— Dataset items —
• • • •

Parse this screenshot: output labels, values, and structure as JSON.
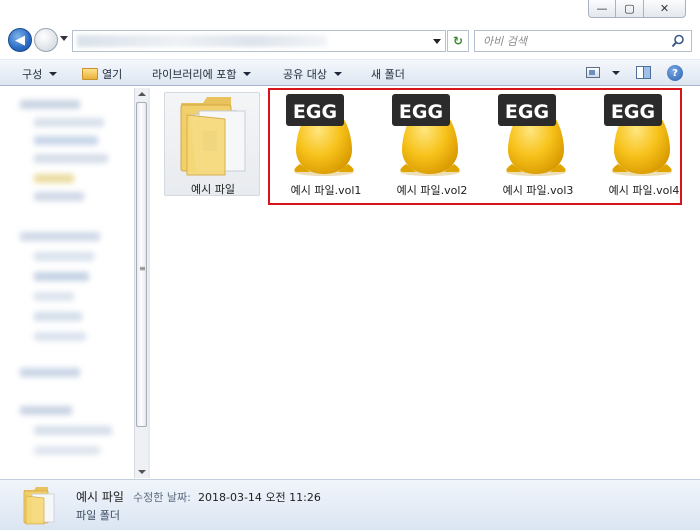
{
  "window": {
    "minimize_glyph": "—",
    "maximize_glyph": "▢",
    "close_glyph": "✕"
  },
  "address_bar": {
    "search_placeholder": "아비 검색",
    "refresh_glyph": "↻"
  },
  "toolbar": {
    "organize_label": "구성",
    "open_label": "열기",
    "include_library_label": "라이브러리에 포함",
    "share_with_label": "공유 대상",
    "new_folder_label": "새 폴더",
    "help_glyph": "?"
  },
  "files": [
    {
      "name": "예시 파일",
      "type": "folder",
      "icon": "folder-icon"
    },
    {
      "name": "예시 파일.vol1",
      "type": "egg",
      "icon": "egg-archive-icon",
      "badge": "EGG"
    },
    {
      "name": "예시 파일.vol2",
      "type": "egg",
      "icon": "egg-archive-icon",
      "badge": "EGG"
    },
    {
      "name": "예시 파일.vol3",
      "type": "egg",
      "icon": "egg-archive-icon",
      "badge": "EGG"
    },
    {
      "name": "예시 파일.vol4",
      "type": "egg",
      "icon": "egg-archive-icon",
      "badge": "EGG"
    }
  ],
  "details": {
    "name": "예시 파일",
    "modified_label": "수정한 날짜:",
    "modified_value": "2018-03-14 오전 11:26",
    "type": "파일 폴더"
  },
  "colors": {
    "highlight_border": "#d7141a",
    "egg_yellow": "#f7c21b",
    "egg_badge": "#2b2b2b"
  }
}
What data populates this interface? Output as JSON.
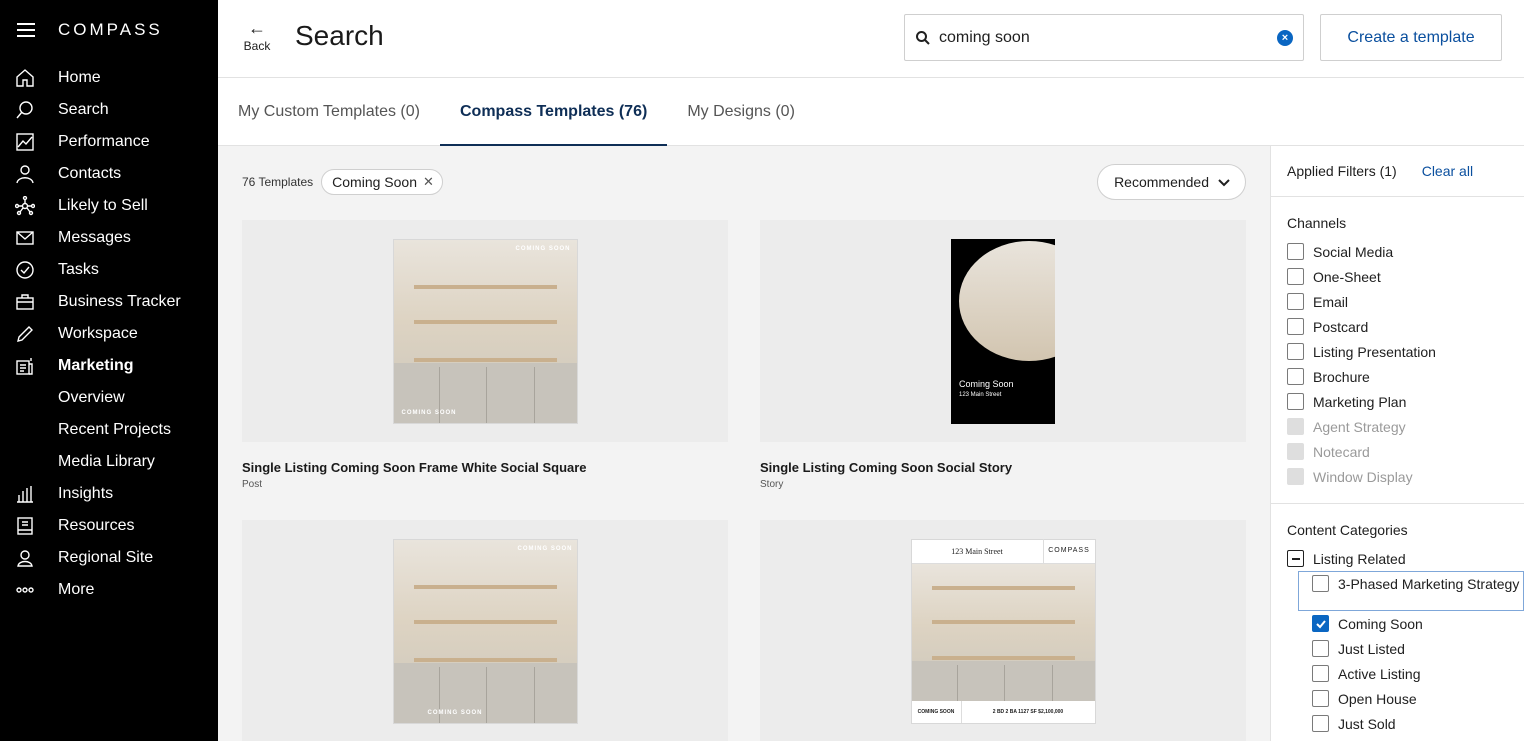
{
  "sidebar": {
    "logo": "COMPASS",
    "items": [
      {
        "label": "Home",
        "icon": "home-icon"
      },
      {
        "label": "Search",
        "icon": "search-icon"
      },
      {
        "label": "Performance",
        "icon": "chart-icon"
      },
      {
        "label": "Contacts",
        "icon": "person-icon"
      },
      {
        "label": "Likely to Sell",
        "icon": "network-icon"
      },
      {
        "label": "Messages",
        "icon": "envelope-icon"
      },
      {
        "label": "Tasks",
        "icon": "check-circle-icon"
      },
      {
        "label": "Business Tracker",
        "icon": "briefcase-icon"
      },
      {
        "label": "Workspace",
        "icon": "pencil-icon"
      },
      {
        "label": "Marketing",
        "icon": "marketing-icon"
      }
    ],
    "sub_items": [
      "Overview",
      "Recent Projects",
      "Media Library"
    ],
    "bottom_items": [
      {
        "label": "Insights",
        "icon": "bar-chart-icon"
      },
      {
        "label": "Resources",
        "icon": "book-icon"
      },
      {
        "label": "Regional Site",
        "icon": "user-pin-icon"
      },
      {
        "label": "More",
        "icon": "more-dots-icon"
      }
    ]
  },
  "header": {
    "back_label": "Back",
    "title": "Search",
    "search_value": "coming soon",
    "create_label": "Create a template"
  },
  "tabs": [
    {
      "label": "My Custom Templates (0)",
      "active": false
    },
    {
      "label": "Compass Templates (76)",
      "active": true
    },
    {
      "label": "My Designs (0)",
      "active": false
    }
  ],
  "toolbar": {
    "count": "76 Templates",
    "chip": "Coming Soon",
    "sort": "Recommended"
  },
  "templates": [
    {
      "name": "Single Listing Coming Soon Frame White Social Square",
      "type": "Post",
      "thumb_text": "COMING SOON"
    },
    {
      "name": "Single Listing Coming Soon Social Story",
      "type": "Story",
      "thumb_text": "Coming Soon",
      "thumb_sub": "123 Main Street"
    },
    {
      "name": "",
      "type": "",
      "thumb_text": "COMING SOON"
    },
    {
      "name": "",
      "type": "",
      "thumb_top_left": "123 Main Street",
      "thumb_top_right": "COMPASS",
      "thumb_bottom_left": "COMING SOON",
      "thumb_bottom_right": "2 BD   2 BA   1127 SF   $2,100,000"
    }
  ],
  "filters": {
    "applied_label": "Applied Filters (1)",
    "clear_label": "Clear all",
    "channels_title": "Channels",
    "channels": [
      {
        "label": "Social Media",
        "disabled": false
      },
      {
        "label": "One-Sheet",
        "disabled": false
      },
      {
        "label": "Email",
        "disabled": false
      },
      {
        "label": "Postcard",
        "disabled": false
      },
      {
        "label": "Listing Presentation",
        "disabled": false
      },
      {
        "label": "Brochure",
        "disabled": false
      },
      {
        "label": "Marketing Plan",
        "disabled": false
      },
      {
        "label": "Agent Strategy",
        "disabled": true
      },
      {
        "label": "Notecard",
        "disabled": true
      },
      {
        "label": "Window Display",
        "disabled": true
      }
    ],
    "categories_title": "Content Categories",
    "parent_category": "Listing Related",
    "categories": [
      {
        "label": "3-Phased Marketing Strategy",
        "checked": false
      },
      {
        "label": "Coming Soon",
        "checked": true
      },
      {
        "label": "Just Listed",
        "checked": false
      },
      {
        "label": "Active Listing",
        "checked": false
      },
      {
        "label": "Open House",
        "checked": false
      },
      {
        "label": "Just Sold",
        "checked": false
      }
    ]
  }
}
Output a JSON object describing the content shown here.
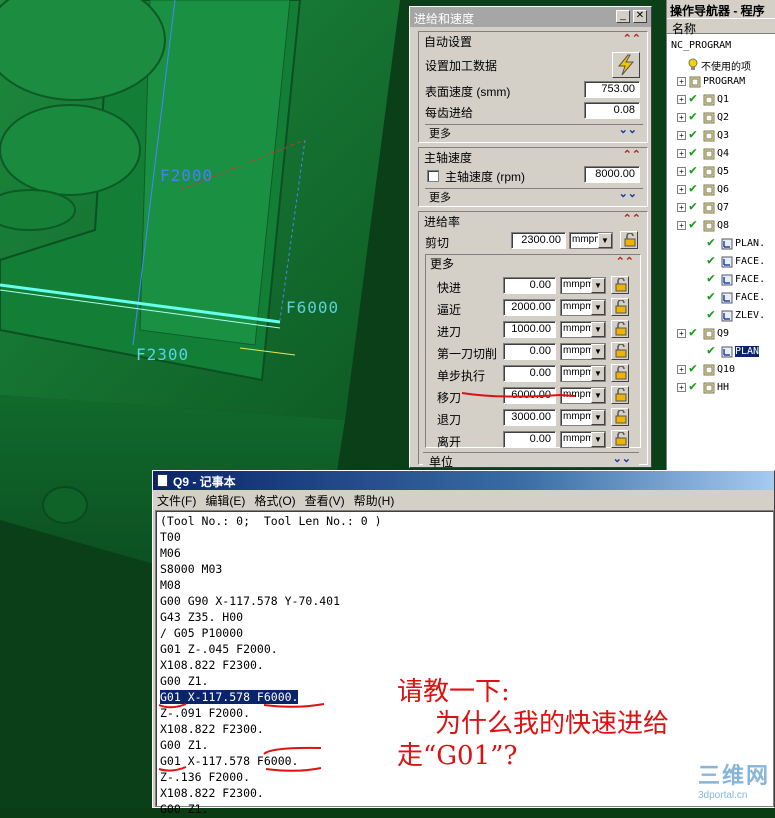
{
  "viewport": {
    "labels": [
      "F2000",
      "F6000",
      "F2300"
    ]
  },
  "feeds_dialog": {
    "title": "进给和速度",
    "auto_settings": {
      "header": "自动设置",
      "set_machining_data": "设置加工数据",
      "surface_speed_label": "表面速度 (smm)",
      "surface_speed_value": "753.00",
      "feed_per_tooth_label": "每齿进给",
      "feed_per_tooth_value": "0.08",
      "more_label": "更多"
    },
    "spindle": {
      "header": "主轴速度",
      "spindle_speed_label": "主轴速度 (rpm)",
      "spindle_speed_value": "8000.00",
      "more_label": "更多"
    },
    "feed_rates": {
      "header": "进给率",
      "cut_label": "剪切",
      "cut_value": "2300.00",
      "cut_unit": "mmpm",
      "more_label": "更多",
      "rows": [
        {
          "label": "快进",
          "value": "0.00",
          "unit": "mmpm"
        },
        {
          "label": "逼近",
          "value": "2000.00",
          "unit": "mmpm"
        },
        {
          "label": "进刀",
          "value": "1000.00",
          "unit": "mmpm"
        },
        {
          "label": "第一刀切削",
          "value": "0.00",
          "unit": "mmpm"
        },
        {
          "label": "单步执行",
          "value": "0.00",
          "unit": "mmpm"
        },
        {
          "label": "移刀",
          "value": "6000.00",
          "unit": "mmpm"
        },
        {
          "label": "退刀",
          "value": "3000.00",
          "unit": "mmpm"
        },
        {
          "label": "离开",
          "value": "0.00",
          "unit": "mmpm"
        }
      ]
    },
    "units_label": "单位"
  },
  "navigator": {
    "title": "操作导航器 - 程序",
    "column": "名称",
    "items": [
      {
        "label": "NC_PROGRAM"
      },
      {
        "label": "不使用的项"
      },
      {
        "label": "PROGRAM"
      },
      {
        "label": "Q1"
      },
      {
        "label": "Q2"
      },
      {
        "label": "Q3"
      },
      {
        "label": "Q4"
      },
      {
        "label": "Q5"
      },
      {
        "label": "Q6"
      },
      {
        "label": "Q7"
      },
      {
        "label": "Q8"
      },
      {
        "label": "PLAN."
      },
      {
        "label": "FACE."
      },
      {
        "label": "FACE."
      },
      {
        "label": "FACE."
      },
      {
        "label": "ZLEV."
      },
      {
        "label": "Q9"
      },
      {
        "label": "PLAN"
      },
      {
        "label": "Q10"
      },
      {
        "label": "HH"
      }
    ]
  },
  "notepad": {
    "title": "Q9 - 记事本",
    "menu": [
      "文件(F)",
      "编辑(E)",
      "格式(O)",
      "查看(V)",
      "帮助(H)"
    ],
    "lines": [
      "(Tool No.: 0;  Tool Len No.: 0 )",
      "T00",
      "M06",
      "S8000 M03",
      "M08",
      "G00 G90 X-117.578 Y-70.401",
      "G43 Z35. H00",
      "/ G05 P10000",
      "G01 Z-.045 F2000.",
      "X108.822 F2300.",
      "G00 Z1.",
      "G01 X-117.578 F6000.",
      "Z-.091 F2000.",
      "X108.822 F2300.",
      "G00 Z1.",
      "G01 X-117.578 F6000.",
      "Z-.136 F2000.",
      "X108.822 F2300.",
      "G00 Z1."
    ],
    "question_lines": [
      "请教一下:",
      "为什么我的快速进给",
      "走“G01”?"
    ]
  },
  "watermark": {
    "brand": "三维网",
    "url": "3dportal.cn"
  },
  "colors": {
    "model_green": "#0f6b2c",
    "annotation_red": "#dd1111",
    "select_blue": "#0a246a"
  }
}
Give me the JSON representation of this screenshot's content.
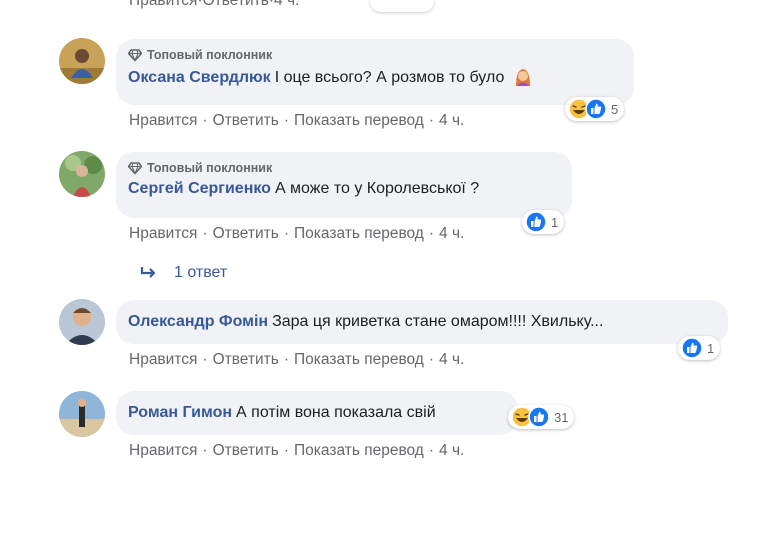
{
  "actions": {
    "like": "Нравится",
    "reply": "Ответить",
    "translate": "Показать перевод",
    "separator": "·"
  },
  "icons": {
    "gem": "gem-icon",
    "haha": "haha-emoji-icon",
    "like": "like-reaction-icon",
    "reply_arrow": "reply-arrow-icon",
    "woman": "woman-emoji-icon"
  },
  "colors": {
    "author": "#385898",
    "muted": "#65676b",
    "bubble": "#f0f2f5",
    "like_blue": "#1877f2",
    "haha_yellow": "#f7c23d"
  },
  "partial_top": {
    "like": "Нравится",
    "reply": "Ответить",
    "time": "4 ч."
  },
  "comments": [
    {
      "badge": "Топовый поклонник",
      "author": "Оксана Свердлюк",
      "text": "І оце всього? А розмов то було",
      "time": "4 ч.",
      "reaction_count": "5"
    },
    {
      "badge": "Топовый поклонник",
      "author": "Сергей Сергиенко",
      "text": "А може то у Королевської ?",
      "time": "4 ч.",
      "reaction_count": "1",
      "replies_label": "1 ответ"
    },
    {
      "author": "Олександр Фомін",
      "text": "Зара ця криветка стане омаром!!!! Хвильку...",
      "time": "4 ч.",
      "reaction_count": "1"
    },
    {
      "author": "Роман Гимон",
      "text": "А потім вона показала свій",
      "time": "4 ч.",
      "reaction_count": "31"
    }
  ]
}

• • • •

— Given instruction —
Repeat only the lines from the line with "Give me the" to the end of the entries, including both the first and the last line, and drop every picture.

— Task output —
Give me the JSON representation of this screenshot's content.
{
  "actions": {
    "like": "Нравится",
    "reply": "Ответить",
    "translate": "Показать перевод",
    "separator": "·"
  },
  "icons": {
    "gem": "gem-icon",
    "haha": "haha-emoji-icon",
    "like": "like-reaction-icon",
    "reply_arrow": "reply-arrow-icon",
    "woman": "woman-emoji-icon"
  },
  "colors": {
    "author": "#385898",
    "muted": "#65676b",
    "bubble": "#f0f2f5",
    "like_blue": "#1877f2",
    "haha_yellow": "#f7c23d"
  },
  "partial_top": {
    "like": "Нравится",
    "reply": "Ответить",
    "time": "4 ч."
  },
  "comments": [
    {
      "badge": "Топовый поклонник",
      "author": "Оксана Свердлюк",
      "text": "І оце всього? А розмов то було",
      "time": "4 ч.",
      "reaction_count": "5"
    },
    {
      "badge": "Топовый поклонник",
      "author": "Сергей Сергиенко",
      "text": "А може то у Королевської ?",
      "time": "4 ч.",
      "reaction_count": "1",
      "replies_label": "1 ответ"
    },
    {
      "author": "Олександр Фомін",
      "text": "Зара ця криветка стане омаром!!!! Хвильку...",
      "time": "4 ч.",
      "reaction_count": "1"
    },
    {
      "author": "Роман Гимон",
      "text": "А потім вона показала свій",
      "time": "4 ч.",
      "reaction_count": "31"
    }
  ]
}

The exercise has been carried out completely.